### AIM OF THE EXERCISE
Rename "recipient-line" as "addressee-line" in the lines starting at "signer-name: Dexter Evans" and ending at "company-name: Mallinckrodt, LLC". Give back only those lines, with everything else left the same.

Lines from a data collection
--- Begin ---

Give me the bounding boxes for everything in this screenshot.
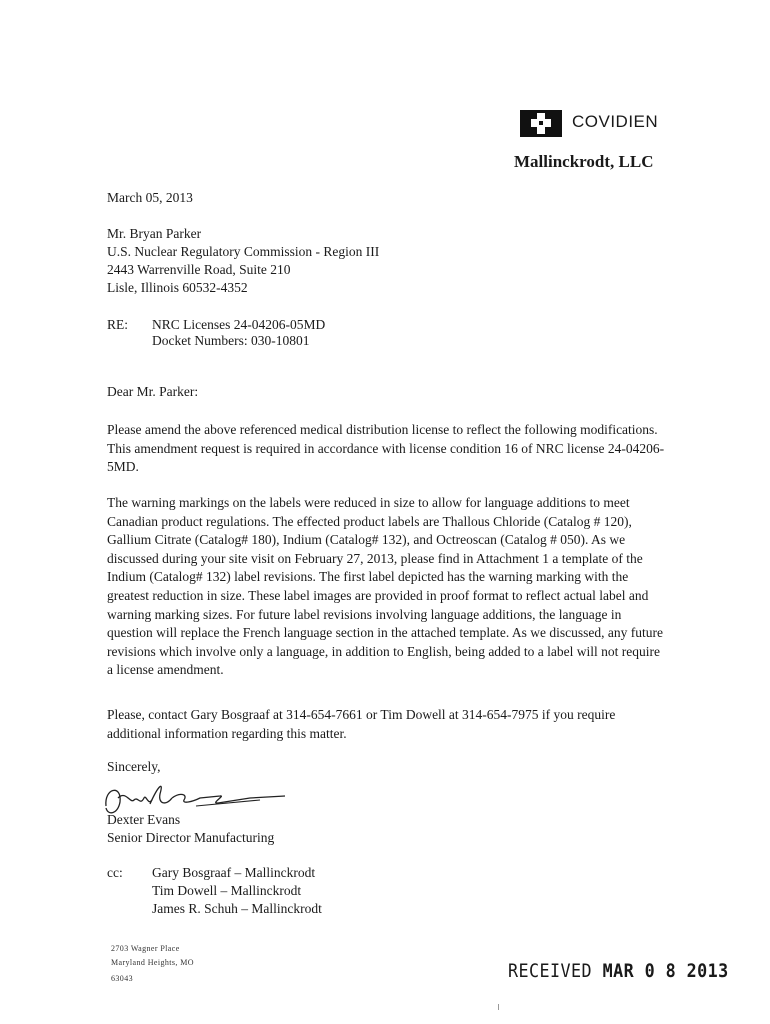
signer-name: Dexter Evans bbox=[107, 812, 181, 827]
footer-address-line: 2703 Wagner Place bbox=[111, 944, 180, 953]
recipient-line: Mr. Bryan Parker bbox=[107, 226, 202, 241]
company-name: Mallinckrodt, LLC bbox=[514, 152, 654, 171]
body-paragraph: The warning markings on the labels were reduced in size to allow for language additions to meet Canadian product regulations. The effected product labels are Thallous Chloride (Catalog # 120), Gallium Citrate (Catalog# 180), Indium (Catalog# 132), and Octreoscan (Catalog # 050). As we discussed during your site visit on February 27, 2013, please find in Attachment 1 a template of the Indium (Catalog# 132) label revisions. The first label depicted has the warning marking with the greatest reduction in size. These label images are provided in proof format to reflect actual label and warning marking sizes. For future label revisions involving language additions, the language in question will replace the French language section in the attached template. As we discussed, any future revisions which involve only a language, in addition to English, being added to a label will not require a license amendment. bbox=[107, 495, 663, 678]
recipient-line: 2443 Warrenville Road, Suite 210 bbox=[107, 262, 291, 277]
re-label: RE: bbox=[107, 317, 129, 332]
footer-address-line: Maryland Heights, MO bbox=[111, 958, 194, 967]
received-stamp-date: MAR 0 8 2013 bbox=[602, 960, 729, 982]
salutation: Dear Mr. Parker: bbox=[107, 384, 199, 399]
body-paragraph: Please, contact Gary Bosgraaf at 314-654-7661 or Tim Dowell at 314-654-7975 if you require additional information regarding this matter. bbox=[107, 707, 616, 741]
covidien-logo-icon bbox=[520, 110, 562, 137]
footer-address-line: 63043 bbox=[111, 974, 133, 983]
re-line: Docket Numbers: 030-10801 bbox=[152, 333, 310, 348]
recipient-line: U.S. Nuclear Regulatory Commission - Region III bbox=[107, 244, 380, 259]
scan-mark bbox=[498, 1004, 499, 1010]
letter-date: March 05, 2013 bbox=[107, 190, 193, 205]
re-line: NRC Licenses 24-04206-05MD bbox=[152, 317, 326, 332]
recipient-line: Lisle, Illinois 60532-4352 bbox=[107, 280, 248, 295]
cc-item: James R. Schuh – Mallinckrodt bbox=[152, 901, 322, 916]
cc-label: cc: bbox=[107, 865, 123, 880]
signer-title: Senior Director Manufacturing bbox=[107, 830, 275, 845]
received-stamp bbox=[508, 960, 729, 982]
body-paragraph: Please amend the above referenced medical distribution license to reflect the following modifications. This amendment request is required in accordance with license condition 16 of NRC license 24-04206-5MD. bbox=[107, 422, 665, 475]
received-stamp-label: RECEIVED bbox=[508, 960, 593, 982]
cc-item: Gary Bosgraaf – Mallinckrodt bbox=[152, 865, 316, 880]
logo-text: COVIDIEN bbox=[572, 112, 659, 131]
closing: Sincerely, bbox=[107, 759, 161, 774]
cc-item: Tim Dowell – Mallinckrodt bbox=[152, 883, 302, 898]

--- End ---

### WRITTEN ANSWER
signer-name: Dexter Evans bbox=[107, 812, 181, 827]
footer-address-line: 2703 Wagner Place bbox=[111, 944, 180, 953]
addressee-line: Mr. Bryan Parker bbox=[107, 226, 202, 241]
company-name: Mallinckrodt, LLC bbox=[514, 152, 654, 171]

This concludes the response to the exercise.